**Problem to solve**
Please give the data below again in full, exactly as it stands.

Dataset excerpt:
□ □ □ □

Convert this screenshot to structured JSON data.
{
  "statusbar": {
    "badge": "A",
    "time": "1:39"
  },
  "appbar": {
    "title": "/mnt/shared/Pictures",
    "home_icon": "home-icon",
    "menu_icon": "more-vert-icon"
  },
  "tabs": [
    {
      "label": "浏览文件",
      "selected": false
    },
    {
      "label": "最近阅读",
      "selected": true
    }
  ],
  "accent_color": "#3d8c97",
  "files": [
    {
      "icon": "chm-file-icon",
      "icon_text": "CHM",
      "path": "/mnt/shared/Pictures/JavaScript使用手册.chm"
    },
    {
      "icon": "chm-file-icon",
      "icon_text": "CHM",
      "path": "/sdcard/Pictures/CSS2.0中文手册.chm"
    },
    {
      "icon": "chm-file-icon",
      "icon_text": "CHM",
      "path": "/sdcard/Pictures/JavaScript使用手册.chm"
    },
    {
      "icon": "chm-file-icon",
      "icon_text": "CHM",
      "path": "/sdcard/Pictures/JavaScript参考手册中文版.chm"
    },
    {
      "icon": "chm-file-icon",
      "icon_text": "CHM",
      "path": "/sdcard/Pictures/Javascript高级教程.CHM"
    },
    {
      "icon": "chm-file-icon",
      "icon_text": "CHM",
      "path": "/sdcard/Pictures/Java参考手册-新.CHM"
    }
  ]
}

□ □ □ □

**Result of the task**
Convert this screenshot to structured JSON data.
{
  "statusbar": {
    "badge": "A",
    "time": "1:39"
  },
  "appbar": {
    "title": "/mnt/shared/Pictures",
    "home_icon": "home-icon",
    "menu_icon": "more-vert-icon"
  },
  "tabs": [
    {
      "label": "浏览文件",
      "selected": false
    },
    {
      "label": "最近阅读",
      "selected": true
    }
  ],
  "accent_color": "#3d8c97",
  "files": [
    {
      "icon": "chm-file-icon",
      "icon_text": "CHM",
      "path": "/mnt/shared/Pictures/JavaScript使用手册.chm"
    },
    {
      "icon": "chm-file-icon",
      "icon_text": "CHM",
      "path": "/sdcard/Pictures/CSS2.0中文手册.chm"
    },
    {
      "icon": "chm-file-icon",
      "icon_text": "CHM",
      "path": "/sdcard/Pictures/JavaScript使用手册.chm"
    },
    {
      "icon": "chm-file-icon",
      "icon_text": "CHM",
      "path": "/sdcard/Pictures/JavaScript参考手册中文版.chm"
    },
    {
      "icon": "chm-file-icon",
      "icon_text": "CHM",
      "path": "/sdcard/Pictures/Javascript高级教程.CHM"
    },
    {
      "icon": "chm-file-icon",
      "icon_text": "CHM",
      "path": "/sdcard/Pictures/Java参考手册-新.CHM"
    }
  ]
}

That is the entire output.